▸ **Tasks**:
1. Reproduce the section of the chip utilization passage that begins at "The chip utilization" and stops after "in ethernet bandwidth.".
2. In the chip utilization passage, which clock could the logic run off for more performance?
3. Write the next part of the chip utilization passage, picking up after its final sentence.

▸ **Document segment**:
::::::::::
Our chip utilization using 2 audio streams (and thus 4 filters) is:

  • 4% of the total logic
  • 12% of the total M4K blocks on the Cyclone II
  • 11 DSP elements used (each filter uses two 9x9 multiplies, and the coefficient updater uses three 9x9 multipliers for the external SRAM address calculation)

The chip utilization is insignificant! We can very easily add another 10-15 audio streams without any modifications to our design. It is possible to achieve more streams (upwards of 100) if we make some changes to our storage techniques. For example, if we needed more multiply units, we could serialize some of the FIR filter multiplications (as opposed to performing all of them in parallel) which would require another state machine, as well as a faster clock. We could run our logic off the 50MHz clock for more performance if necessary. There are many other optimizations which can be done, including transmitting more information (such as coeffients or previous samples) over ethernet, as we are not limited in ethernet bandwidth.
::::::::::
▸ **Information**:
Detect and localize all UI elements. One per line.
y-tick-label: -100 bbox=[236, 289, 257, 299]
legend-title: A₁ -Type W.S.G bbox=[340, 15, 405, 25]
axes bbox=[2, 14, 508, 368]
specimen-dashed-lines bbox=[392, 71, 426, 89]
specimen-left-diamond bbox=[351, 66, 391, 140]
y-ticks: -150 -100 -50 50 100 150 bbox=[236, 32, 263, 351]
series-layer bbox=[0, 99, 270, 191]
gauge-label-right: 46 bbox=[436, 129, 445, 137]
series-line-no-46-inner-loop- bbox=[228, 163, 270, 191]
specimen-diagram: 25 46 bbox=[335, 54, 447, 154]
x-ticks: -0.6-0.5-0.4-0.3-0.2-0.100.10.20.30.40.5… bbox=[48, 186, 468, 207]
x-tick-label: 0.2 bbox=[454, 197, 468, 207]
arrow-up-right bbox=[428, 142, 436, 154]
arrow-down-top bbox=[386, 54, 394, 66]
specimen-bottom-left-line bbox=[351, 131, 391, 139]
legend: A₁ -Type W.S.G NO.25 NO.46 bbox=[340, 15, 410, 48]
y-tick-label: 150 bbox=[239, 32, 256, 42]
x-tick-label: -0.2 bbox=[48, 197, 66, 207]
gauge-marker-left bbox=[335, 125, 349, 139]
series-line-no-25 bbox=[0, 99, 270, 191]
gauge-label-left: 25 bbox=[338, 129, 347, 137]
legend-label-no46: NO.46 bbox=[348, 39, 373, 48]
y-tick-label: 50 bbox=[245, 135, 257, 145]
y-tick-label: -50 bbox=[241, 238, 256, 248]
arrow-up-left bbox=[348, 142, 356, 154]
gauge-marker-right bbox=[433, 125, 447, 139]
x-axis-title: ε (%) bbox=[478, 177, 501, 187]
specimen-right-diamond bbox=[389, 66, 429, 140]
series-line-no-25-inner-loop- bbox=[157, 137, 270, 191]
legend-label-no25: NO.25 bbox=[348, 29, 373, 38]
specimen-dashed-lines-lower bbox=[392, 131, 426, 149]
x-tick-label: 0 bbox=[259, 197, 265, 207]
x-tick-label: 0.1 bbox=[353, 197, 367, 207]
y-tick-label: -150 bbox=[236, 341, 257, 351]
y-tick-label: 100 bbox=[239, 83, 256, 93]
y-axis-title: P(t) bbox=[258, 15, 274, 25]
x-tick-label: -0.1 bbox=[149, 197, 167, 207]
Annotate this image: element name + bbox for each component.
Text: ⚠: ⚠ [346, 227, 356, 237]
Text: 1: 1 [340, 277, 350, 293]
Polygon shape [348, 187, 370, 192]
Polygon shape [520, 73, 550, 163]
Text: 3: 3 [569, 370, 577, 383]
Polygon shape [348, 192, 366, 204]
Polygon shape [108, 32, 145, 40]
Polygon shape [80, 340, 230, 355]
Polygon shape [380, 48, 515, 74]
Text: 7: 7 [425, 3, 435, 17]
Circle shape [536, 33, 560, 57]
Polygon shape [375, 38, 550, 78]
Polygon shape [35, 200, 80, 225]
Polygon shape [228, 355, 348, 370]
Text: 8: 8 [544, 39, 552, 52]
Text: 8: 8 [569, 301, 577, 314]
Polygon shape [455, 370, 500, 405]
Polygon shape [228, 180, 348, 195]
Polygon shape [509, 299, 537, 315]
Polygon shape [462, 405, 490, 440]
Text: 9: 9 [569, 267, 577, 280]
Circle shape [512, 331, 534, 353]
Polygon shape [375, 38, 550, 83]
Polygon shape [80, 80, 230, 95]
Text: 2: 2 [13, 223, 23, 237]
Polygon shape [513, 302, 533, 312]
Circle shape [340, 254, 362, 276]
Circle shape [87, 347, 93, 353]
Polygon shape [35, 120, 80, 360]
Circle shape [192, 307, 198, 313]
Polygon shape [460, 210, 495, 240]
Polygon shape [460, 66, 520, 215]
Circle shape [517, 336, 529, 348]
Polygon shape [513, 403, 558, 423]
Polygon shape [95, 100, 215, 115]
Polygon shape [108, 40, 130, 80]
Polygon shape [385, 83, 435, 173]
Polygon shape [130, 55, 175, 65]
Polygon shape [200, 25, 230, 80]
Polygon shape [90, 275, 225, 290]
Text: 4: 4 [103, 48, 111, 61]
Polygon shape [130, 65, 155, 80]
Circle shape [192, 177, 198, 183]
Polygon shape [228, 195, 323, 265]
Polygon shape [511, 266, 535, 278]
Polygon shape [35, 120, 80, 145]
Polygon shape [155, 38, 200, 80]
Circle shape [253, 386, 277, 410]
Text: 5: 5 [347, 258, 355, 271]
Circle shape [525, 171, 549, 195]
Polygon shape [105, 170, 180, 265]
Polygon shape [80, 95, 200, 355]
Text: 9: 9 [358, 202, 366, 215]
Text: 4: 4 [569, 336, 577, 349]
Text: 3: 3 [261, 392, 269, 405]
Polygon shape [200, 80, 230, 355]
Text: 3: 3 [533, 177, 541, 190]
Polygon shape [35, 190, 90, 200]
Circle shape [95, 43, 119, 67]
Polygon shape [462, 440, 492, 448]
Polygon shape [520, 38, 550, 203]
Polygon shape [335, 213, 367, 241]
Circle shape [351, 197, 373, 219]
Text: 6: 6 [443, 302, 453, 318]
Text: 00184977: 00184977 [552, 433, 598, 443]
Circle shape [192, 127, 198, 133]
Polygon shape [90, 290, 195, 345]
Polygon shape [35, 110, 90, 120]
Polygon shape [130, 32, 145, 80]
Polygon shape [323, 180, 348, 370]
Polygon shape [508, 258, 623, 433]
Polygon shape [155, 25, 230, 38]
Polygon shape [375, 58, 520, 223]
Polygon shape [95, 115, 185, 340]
::::::::::
▸ **Answers per task**:
1.
The chip utilization is insignificant! We can very easily add another 10-15 audio streams without any modifications to our design. It is possible to achieve more streams (upwards of 100) if we make some changes to our storage techniques. For example, if we needed more multiply units, we could serialize some of the FIR filter multiplications (as opposed to performing all of them in parallel) which would require another state machine, as well as a faster clock. We could run our logic off the 50MHz clock for more performance if necessary. There are many other optimizations which can be done, including transmitting more information (such as coeffients or previous samples) over ethernet, as we are not limited in ethernet bandwidth.

2. The 50MHz clock.

3.
For reference, we used 1239 logic elements in our design, approximately 200 of that dedicated to ethernet. A small NIOS II processor uses only 600-700 logic elements and so we would advise using a NIOS II to handle the ethernet interface instead of pure hardware. For minimal additional hardware, ethernet processing should be greatly simplified.

Other Design Considerations

We considered using USB to transfer our data, as that would provide enough bandwidth for several extra audio stream to be used in our system. However, in looking up the USB hardware driver (and also using the USB port on a PC to send the audio stream) this seemed significantly more difficult than using the ethernet port.

We also considered transmitting two streams of data into the audio ADC, by putting a mono audio stream into the left channel of the input audio, and another stream into the right channel. However, this did not add much value to our project as this approach is not scalable to any more than 2 streams. Our goal was to create a many-stream scalable system, and adding another stream in the audio ADC input did little for that goal.

Interesting...

During our many hours of development and testing, we would occasionally have the headphones on (attached to the DE2 audio output) while the audio input streams were null. Basically, we should have been listening to nothing at all, but (presumably) interference from the DE2 was causing a slight hum in the audio output, which we could hear through the headphones. This is expected, as on a board containing many electronic components operating at various frequencies such as the DE2.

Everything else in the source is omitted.